_SET EXERCISE_: Look through the lines below and extract any with the word "Riesgo".

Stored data
>>>

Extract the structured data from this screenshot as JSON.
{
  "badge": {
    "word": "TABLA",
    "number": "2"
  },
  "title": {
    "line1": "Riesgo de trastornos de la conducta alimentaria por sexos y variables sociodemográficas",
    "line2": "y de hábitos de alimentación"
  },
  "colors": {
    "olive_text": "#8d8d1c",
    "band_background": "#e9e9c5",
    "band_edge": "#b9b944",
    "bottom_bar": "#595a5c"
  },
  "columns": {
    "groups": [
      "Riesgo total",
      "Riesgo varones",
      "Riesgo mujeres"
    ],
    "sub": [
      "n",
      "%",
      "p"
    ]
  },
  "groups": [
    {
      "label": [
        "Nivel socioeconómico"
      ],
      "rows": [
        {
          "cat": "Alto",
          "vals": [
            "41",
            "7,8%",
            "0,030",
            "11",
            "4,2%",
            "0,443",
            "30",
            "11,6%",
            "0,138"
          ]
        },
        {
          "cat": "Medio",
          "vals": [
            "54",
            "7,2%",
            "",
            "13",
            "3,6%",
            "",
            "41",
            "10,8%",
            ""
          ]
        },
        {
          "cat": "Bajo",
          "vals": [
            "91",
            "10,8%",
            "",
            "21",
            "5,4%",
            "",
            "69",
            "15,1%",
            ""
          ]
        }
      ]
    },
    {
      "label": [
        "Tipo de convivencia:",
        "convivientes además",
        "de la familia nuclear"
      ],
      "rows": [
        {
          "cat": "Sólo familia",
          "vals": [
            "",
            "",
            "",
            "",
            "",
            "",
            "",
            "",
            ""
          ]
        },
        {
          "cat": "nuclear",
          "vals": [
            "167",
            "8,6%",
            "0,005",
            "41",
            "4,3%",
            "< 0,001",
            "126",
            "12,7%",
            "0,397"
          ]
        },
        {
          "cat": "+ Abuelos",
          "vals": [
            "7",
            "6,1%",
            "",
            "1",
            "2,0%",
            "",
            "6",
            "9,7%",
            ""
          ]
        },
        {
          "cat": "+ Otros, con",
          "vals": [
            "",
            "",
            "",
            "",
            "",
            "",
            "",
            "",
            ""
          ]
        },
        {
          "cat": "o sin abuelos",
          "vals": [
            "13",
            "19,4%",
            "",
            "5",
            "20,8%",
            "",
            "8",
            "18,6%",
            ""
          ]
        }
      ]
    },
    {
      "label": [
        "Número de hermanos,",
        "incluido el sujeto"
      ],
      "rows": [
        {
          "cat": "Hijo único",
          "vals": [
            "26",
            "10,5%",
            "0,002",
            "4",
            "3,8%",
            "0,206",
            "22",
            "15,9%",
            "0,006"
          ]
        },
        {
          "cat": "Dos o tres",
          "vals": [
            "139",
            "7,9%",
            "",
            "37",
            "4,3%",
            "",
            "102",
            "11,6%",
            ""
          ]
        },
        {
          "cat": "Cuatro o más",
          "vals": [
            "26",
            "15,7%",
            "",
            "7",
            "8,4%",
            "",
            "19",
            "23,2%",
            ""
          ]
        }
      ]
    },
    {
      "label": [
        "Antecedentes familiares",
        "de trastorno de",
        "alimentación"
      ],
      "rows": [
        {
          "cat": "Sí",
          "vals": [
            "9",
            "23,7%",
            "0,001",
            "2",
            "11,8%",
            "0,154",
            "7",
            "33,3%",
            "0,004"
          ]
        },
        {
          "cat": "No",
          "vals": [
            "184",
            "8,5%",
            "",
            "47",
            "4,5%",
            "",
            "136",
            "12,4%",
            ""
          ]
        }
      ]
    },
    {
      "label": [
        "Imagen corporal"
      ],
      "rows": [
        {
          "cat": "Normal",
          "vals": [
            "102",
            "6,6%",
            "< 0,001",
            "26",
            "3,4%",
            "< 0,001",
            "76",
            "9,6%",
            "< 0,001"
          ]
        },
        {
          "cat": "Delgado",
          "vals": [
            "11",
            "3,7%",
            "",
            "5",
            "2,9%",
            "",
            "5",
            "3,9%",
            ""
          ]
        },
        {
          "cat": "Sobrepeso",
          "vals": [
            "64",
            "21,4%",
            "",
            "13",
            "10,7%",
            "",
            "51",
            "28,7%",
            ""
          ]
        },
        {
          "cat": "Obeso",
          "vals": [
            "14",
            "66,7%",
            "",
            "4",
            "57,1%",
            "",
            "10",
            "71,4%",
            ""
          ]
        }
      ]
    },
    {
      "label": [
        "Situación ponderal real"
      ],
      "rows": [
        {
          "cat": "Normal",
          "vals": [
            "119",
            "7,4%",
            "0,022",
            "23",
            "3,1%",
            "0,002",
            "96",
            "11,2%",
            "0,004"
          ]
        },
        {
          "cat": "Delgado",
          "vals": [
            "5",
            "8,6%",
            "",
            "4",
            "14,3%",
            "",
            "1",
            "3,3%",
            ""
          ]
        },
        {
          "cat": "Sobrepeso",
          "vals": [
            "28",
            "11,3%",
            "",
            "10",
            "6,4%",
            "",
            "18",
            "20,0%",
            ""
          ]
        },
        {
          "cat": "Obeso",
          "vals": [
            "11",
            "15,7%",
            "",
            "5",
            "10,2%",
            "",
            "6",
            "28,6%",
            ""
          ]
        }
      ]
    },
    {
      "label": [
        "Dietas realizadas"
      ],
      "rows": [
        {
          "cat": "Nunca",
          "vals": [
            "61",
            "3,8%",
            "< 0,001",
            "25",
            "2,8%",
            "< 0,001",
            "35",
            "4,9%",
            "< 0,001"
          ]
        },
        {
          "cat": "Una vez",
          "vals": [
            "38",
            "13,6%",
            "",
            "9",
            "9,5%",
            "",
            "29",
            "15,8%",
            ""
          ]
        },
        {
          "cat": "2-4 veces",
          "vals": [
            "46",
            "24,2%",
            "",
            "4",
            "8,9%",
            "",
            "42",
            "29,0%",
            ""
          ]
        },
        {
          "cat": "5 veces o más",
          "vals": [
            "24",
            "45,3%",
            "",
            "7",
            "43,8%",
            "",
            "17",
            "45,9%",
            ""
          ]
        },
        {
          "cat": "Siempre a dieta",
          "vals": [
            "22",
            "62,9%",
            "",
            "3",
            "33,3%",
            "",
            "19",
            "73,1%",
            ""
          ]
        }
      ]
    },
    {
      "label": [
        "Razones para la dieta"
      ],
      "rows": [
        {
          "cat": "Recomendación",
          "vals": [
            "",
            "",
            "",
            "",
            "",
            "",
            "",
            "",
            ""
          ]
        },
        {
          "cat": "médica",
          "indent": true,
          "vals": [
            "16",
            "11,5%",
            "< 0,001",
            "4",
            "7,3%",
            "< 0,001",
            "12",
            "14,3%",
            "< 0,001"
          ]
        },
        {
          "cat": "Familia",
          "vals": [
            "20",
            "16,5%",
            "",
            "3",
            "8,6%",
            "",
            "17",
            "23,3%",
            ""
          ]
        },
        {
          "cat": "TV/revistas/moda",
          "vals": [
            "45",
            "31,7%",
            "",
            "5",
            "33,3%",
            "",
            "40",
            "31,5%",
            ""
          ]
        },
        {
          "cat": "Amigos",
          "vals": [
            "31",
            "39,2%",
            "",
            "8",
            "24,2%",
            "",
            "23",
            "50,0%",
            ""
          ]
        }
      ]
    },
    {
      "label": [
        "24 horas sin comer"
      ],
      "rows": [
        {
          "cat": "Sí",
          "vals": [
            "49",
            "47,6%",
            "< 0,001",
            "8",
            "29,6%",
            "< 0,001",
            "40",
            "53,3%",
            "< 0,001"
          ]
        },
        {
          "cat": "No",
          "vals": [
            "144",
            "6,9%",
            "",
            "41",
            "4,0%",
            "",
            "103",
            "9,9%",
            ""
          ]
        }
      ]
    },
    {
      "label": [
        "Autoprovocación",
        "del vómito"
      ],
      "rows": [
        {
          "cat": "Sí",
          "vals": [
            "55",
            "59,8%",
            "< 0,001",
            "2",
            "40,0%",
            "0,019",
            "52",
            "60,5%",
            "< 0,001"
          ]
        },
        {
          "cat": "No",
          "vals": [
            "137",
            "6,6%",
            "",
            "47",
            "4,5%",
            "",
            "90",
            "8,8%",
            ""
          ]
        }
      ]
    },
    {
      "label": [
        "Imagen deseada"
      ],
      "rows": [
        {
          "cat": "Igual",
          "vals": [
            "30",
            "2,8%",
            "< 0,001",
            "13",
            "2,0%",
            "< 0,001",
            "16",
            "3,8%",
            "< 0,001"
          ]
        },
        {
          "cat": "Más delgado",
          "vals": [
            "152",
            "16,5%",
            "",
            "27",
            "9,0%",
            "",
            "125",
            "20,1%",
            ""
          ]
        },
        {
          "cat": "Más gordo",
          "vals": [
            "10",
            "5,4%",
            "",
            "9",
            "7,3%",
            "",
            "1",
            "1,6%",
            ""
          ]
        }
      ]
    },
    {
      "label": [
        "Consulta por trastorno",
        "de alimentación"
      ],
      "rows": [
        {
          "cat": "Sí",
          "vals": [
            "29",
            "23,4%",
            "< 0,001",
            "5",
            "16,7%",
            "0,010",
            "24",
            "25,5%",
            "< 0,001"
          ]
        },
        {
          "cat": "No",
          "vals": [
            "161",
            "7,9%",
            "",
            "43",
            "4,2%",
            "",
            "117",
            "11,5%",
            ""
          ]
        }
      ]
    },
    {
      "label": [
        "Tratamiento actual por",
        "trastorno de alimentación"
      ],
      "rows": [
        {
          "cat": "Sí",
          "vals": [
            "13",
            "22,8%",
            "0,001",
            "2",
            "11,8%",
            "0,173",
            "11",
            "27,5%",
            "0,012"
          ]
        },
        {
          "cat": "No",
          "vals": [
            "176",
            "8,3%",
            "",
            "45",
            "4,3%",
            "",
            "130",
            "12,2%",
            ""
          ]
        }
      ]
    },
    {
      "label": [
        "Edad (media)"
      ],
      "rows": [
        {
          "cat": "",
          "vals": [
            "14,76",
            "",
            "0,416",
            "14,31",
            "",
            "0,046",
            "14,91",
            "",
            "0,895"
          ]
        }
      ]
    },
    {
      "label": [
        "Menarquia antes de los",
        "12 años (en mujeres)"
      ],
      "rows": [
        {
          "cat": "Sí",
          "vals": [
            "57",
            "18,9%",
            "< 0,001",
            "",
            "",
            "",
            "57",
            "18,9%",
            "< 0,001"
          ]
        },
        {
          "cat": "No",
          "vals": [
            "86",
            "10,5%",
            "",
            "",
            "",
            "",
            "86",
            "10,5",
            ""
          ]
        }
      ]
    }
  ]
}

<<<

_ANSWER TO THE TASK_:
    "line1": "Riesgo de trastornos de la conducta alimentaria por sexos y variables sociodemográficas",
      "Riesgo total",
      "Riesgo varones",
      "Riesgo mujeres"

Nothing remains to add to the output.